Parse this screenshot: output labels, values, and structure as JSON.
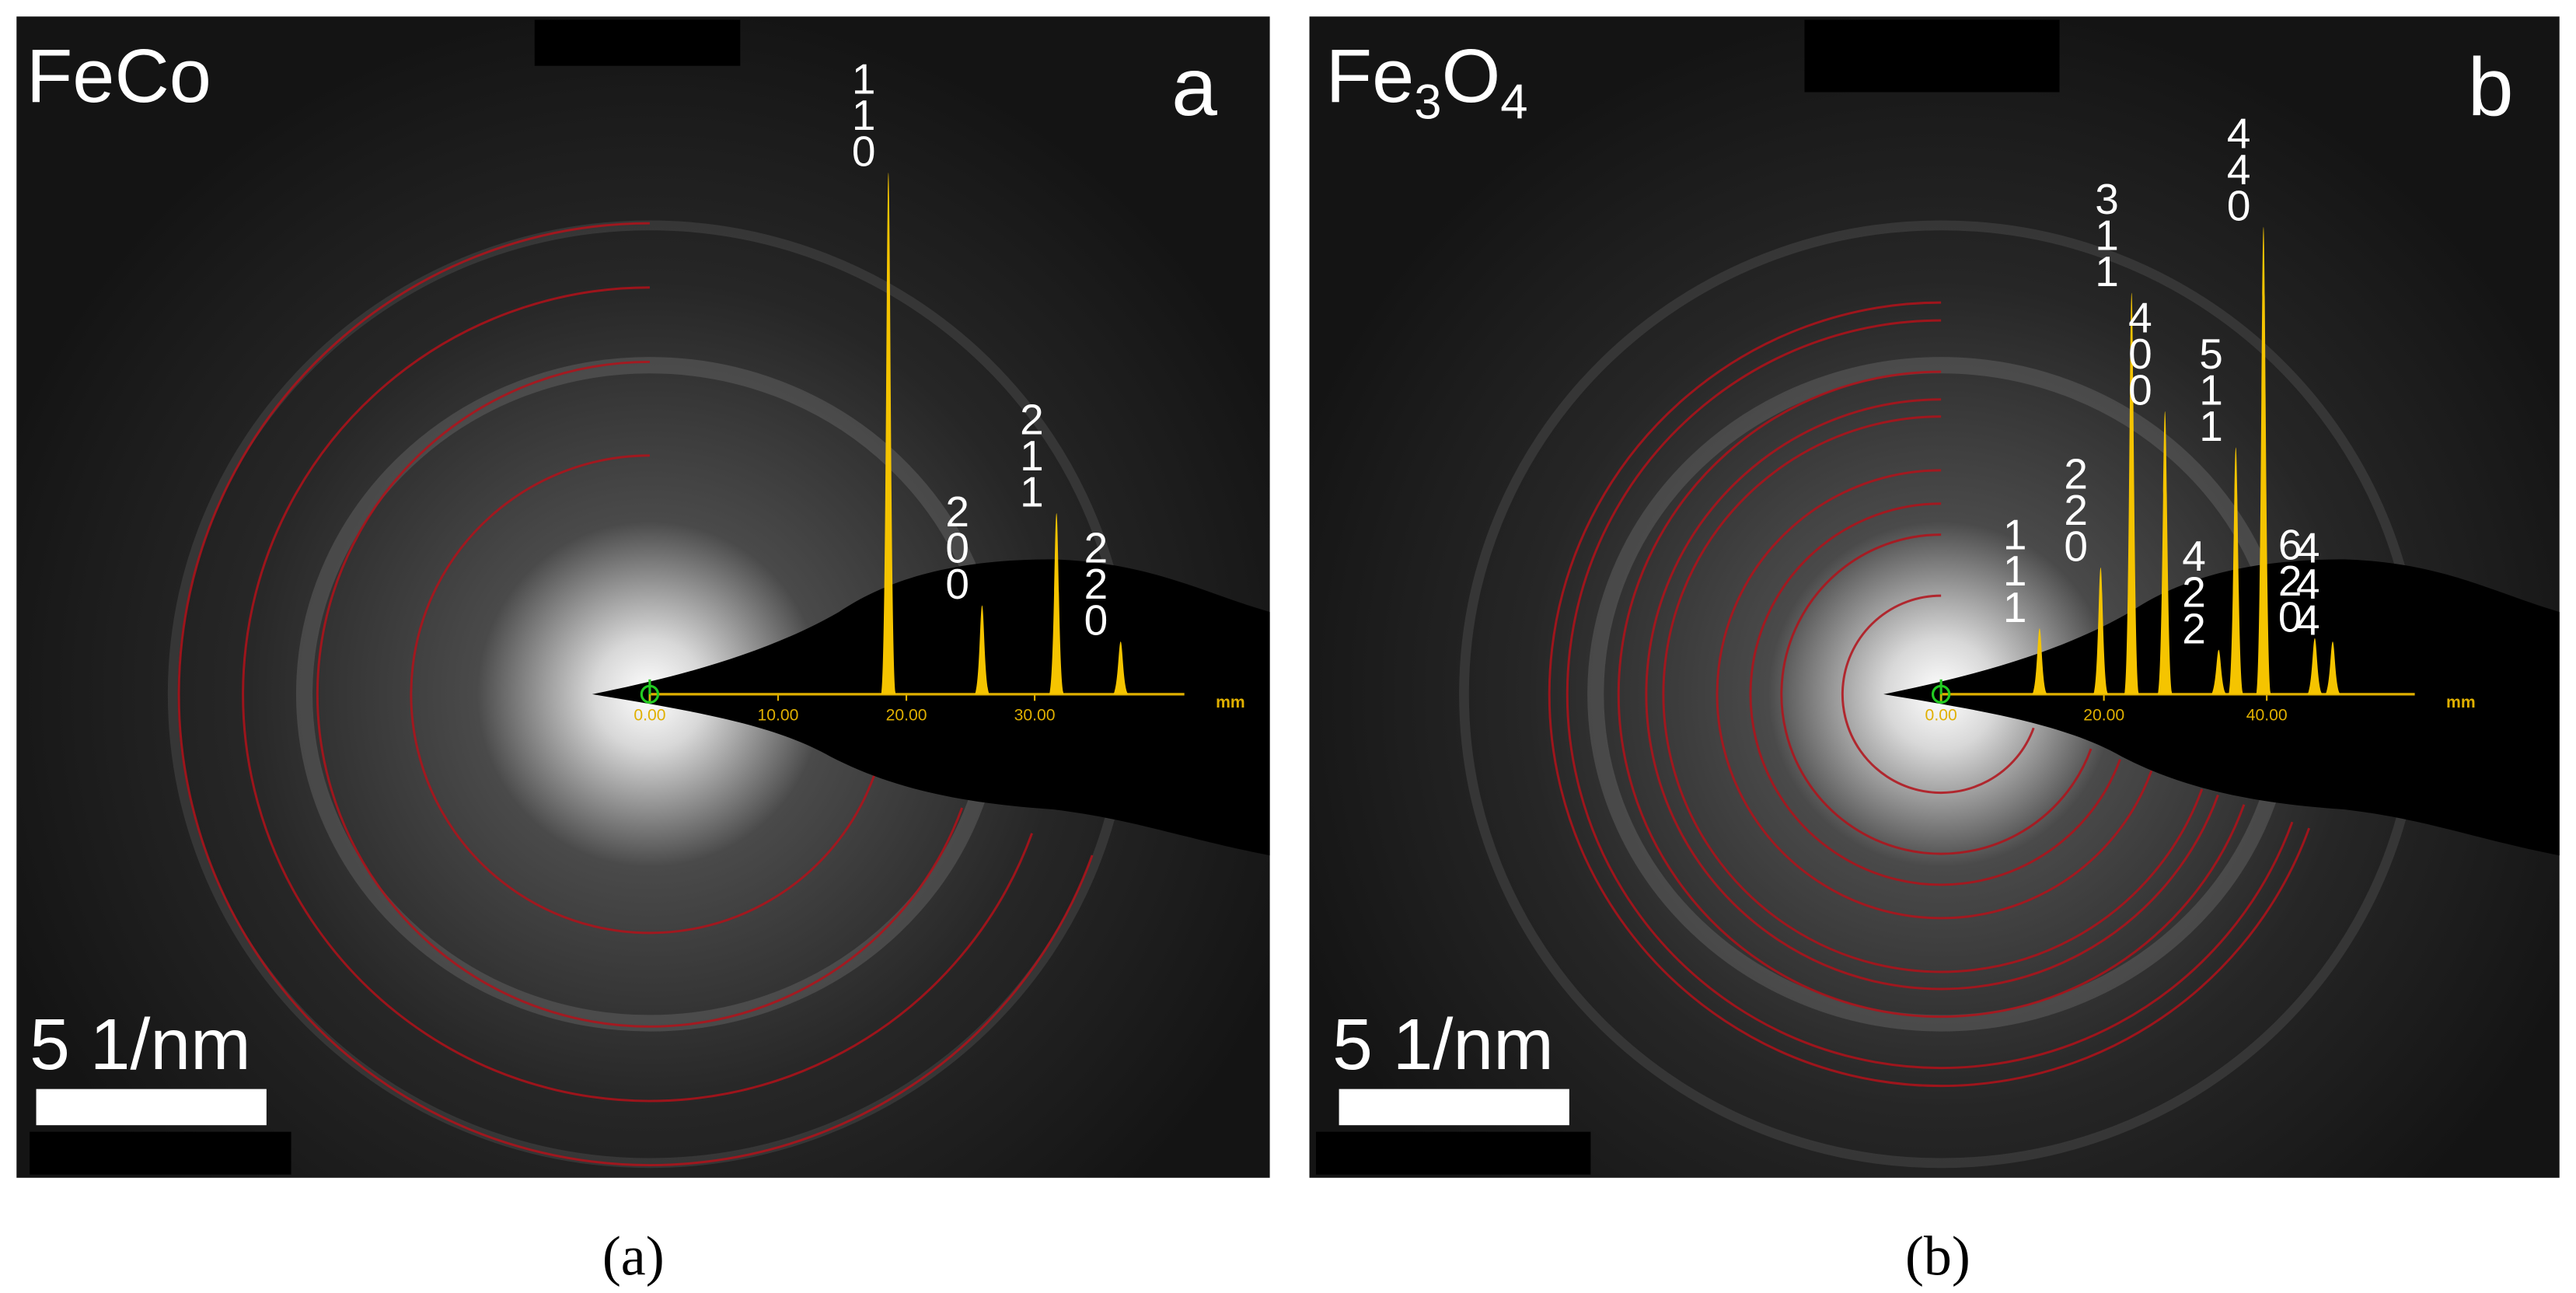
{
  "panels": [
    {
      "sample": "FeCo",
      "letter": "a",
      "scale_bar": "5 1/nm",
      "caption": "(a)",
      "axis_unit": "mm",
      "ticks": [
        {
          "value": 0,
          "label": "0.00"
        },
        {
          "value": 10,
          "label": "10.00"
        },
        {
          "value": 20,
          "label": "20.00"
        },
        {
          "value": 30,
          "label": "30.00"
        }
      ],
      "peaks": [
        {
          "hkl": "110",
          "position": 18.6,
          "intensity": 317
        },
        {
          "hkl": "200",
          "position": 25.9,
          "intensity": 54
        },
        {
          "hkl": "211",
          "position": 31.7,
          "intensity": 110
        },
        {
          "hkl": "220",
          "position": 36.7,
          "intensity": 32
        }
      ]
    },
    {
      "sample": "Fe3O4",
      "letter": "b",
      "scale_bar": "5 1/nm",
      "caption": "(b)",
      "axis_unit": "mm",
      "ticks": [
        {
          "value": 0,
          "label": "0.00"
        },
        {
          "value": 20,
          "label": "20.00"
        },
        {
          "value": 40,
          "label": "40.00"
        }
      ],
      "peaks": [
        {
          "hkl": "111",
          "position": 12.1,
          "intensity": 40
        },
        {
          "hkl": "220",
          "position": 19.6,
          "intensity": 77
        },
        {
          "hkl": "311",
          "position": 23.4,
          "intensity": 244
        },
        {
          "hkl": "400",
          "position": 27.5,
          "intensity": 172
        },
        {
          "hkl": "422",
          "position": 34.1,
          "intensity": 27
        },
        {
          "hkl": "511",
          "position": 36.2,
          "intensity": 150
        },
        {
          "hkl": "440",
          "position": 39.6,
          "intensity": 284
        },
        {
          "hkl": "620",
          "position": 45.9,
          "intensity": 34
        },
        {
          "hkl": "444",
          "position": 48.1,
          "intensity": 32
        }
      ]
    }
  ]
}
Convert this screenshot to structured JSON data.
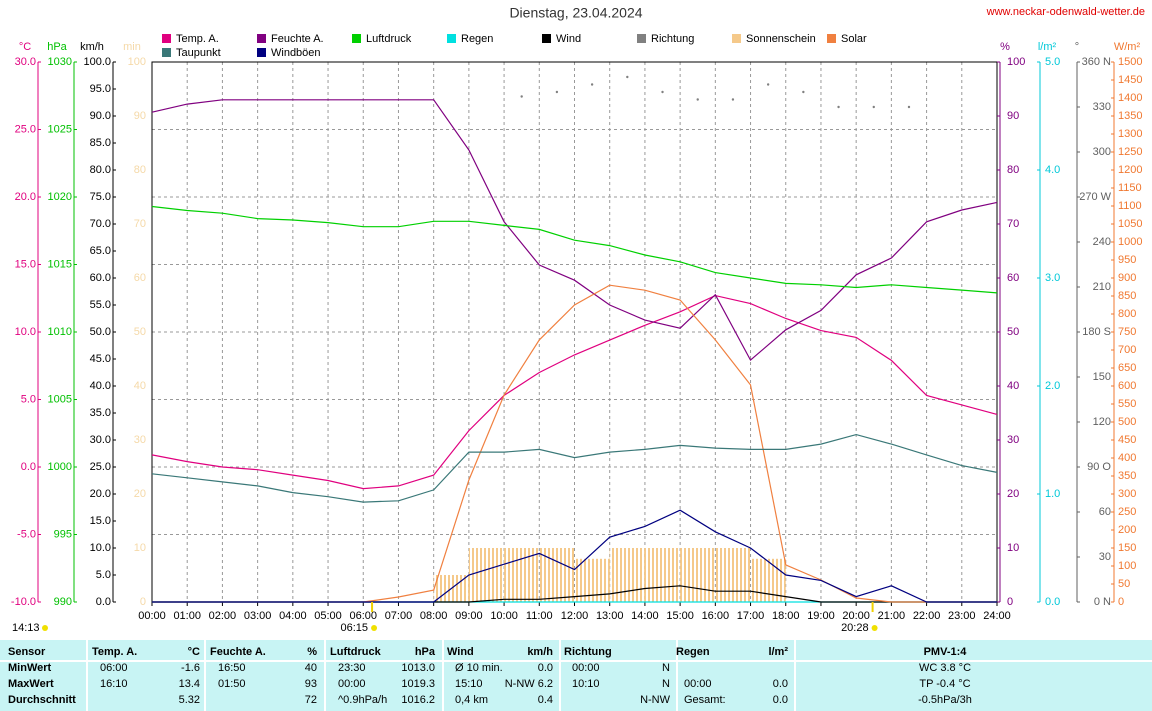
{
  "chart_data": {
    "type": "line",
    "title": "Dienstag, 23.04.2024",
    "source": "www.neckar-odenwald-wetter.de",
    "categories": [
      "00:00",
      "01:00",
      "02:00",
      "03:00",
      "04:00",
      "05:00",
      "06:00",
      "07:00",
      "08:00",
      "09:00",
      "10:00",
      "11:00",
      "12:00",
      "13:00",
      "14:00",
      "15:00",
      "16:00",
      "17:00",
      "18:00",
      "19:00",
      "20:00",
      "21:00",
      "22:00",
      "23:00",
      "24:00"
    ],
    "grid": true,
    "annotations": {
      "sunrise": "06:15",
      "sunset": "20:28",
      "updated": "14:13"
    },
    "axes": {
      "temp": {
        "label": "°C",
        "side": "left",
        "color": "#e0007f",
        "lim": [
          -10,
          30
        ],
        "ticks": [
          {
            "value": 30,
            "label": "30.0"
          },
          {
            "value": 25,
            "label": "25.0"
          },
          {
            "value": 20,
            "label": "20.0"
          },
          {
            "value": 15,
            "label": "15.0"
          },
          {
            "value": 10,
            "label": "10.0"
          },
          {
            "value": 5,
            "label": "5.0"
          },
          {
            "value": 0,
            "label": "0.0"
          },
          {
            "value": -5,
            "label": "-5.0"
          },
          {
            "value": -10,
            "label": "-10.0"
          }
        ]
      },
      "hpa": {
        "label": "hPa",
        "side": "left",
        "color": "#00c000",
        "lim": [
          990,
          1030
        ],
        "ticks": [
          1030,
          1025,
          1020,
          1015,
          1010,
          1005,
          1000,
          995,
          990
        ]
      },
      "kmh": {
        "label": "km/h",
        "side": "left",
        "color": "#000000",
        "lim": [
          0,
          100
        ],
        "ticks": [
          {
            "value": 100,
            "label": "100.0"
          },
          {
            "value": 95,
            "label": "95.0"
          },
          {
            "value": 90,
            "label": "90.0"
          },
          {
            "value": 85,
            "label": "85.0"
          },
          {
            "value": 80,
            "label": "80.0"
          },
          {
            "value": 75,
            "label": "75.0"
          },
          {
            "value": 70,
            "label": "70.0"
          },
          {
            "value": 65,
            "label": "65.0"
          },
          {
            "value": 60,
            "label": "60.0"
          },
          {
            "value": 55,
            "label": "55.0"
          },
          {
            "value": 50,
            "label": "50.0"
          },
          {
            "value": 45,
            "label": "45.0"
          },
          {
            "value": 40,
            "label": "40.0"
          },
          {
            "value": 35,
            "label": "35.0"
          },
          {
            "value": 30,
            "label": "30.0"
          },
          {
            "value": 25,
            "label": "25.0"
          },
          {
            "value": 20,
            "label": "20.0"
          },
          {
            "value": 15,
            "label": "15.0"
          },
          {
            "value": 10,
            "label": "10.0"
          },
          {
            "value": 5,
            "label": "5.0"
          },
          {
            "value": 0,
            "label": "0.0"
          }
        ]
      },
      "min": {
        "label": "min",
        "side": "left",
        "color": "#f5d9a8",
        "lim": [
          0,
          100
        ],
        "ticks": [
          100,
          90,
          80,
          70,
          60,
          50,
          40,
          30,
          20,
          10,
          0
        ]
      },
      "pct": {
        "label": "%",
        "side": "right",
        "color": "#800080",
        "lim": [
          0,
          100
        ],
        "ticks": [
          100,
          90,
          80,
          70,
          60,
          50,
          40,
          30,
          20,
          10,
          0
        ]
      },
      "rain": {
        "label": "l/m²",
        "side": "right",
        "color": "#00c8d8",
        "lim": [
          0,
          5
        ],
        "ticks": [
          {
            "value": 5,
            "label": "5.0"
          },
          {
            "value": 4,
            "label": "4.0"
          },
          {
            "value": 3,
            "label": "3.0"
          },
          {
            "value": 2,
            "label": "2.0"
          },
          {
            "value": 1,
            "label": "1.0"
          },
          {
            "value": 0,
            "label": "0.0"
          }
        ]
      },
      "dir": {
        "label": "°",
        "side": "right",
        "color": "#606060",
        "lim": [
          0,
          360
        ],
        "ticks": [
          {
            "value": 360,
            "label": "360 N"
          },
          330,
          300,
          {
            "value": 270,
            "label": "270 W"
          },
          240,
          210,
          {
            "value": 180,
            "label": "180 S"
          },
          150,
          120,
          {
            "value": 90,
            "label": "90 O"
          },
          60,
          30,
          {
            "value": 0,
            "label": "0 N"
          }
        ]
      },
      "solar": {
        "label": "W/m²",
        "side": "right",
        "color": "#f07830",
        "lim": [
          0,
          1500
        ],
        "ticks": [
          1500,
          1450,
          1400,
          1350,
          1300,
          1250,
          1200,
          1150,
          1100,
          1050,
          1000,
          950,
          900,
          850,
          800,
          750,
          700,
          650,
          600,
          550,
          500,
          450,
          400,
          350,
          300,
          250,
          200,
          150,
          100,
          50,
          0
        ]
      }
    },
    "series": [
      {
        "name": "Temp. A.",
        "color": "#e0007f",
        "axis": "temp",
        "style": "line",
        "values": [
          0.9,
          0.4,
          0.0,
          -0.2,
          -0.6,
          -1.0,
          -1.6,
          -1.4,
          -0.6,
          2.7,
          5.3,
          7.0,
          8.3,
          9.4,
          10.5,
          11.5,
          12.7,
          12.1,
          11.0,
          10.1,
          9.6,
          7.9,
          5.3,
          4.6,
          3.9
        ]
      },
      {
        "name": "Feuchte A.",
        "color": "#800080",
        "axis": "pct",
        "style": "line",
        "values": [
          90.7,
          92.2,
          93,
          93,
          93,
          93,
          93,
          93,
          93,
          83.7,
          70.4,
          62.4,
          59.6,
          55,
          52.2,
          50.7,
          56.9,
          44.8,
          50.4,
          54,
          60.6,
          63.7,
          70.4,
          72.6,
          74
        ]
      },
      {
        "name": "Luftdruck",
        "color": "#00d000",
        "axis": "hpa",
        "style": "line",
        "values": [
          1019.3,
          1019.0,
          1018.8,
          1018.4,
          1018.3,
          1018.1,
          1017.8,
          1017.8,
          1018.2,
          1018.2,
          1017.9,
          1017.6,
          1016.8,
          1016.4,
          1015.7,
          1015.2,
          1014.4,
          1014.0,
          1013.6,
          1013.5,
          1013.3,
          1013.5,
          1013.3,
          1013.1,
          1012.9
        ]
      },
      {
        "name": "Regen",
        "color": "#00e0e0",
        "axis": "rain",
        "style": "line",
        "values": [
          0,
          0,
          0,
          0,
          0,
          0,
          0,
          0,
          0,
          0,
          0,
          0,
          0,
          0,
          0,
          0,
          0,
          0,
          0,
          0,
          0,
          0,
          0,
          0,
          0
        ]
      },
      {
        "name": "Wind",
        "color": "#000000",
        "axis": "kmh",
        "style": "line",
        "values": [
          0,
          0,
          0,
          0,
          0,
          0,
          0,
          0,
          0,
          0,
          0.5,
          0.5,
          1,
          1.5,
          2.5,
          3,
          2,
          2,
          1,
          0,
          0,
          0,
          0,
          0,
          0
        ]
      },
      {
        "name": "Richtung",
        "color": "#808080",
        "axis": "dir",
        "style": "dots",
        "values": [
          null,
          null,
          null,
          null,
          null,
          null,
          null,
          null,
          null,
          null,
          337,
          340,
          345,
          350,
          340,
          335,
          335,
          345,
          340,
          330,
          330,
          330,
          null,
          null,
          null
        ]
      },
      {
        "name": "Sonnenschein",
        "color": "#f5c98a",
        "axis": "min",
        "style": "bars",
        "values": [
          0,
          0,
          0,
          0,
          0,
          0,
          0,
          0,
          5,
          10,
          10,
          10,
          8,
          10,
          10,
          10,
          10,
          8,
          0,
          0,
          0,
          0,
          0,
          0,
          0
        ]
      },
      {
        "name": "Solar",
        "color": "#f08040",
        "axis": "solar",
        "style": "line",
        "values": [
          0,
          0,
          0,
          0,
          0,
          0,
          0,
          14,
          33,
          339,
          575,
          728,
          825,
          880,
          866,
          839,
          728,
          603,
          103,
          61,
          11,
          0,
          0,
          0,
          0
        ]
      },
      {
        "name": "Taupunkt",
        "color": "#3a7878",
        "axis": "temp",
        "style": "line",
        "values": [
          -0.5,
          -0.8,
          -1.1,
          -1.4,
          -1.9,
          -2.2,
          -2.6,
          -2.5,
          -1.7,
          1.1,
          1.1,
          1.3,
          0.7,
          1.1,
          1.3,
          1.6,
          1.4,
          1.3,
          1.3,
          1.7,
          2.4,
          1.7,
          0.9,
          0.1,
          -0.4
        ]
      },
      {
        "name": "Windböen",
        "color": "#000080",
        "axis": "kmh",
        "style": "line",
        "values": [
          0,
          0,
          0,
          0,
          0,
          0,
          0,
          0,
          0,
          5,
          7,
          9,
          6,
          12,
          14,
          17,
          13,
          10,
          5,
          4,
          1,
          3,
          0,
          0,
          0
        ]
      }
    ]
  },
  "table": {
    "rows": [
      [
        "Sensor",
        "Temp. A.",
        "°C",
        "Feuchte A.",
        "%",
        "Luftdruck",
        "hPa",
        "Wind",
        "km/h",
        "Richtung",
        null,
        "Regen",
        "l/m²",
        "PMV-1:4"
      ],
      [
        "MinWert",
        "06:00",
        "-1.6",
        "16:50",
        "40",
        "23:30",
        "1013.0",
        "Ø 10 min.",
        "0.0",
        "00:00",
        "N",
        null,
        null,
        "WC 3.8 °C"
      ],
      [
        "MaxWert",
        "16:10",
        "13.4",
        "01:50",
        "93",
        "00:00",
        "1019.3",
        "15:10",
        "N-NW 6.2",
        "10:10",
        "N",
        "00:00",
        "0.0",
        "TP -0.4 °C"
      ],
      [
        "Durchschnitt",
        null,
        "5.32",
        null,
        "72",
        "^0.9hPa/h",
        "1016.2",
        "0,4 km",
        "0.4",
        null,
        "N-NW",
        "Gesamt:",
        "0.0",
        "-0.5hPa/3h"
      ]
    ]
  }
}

------------------------------------------------------------

[Aim]:
Pull out every line holding "name" from the records above, and copy it.

[Task result]:
        "name": "Temp. A.",
        "name": "Feuchte A.",
        "name": "Luftdruck",
        "name": "Regen",
        "name": "Wind",
        "name": "Richtung",
        "name": "Sonnenschein",
        "name": "Solar",
        "name": "Taupunkt",
        "name": "Windböen",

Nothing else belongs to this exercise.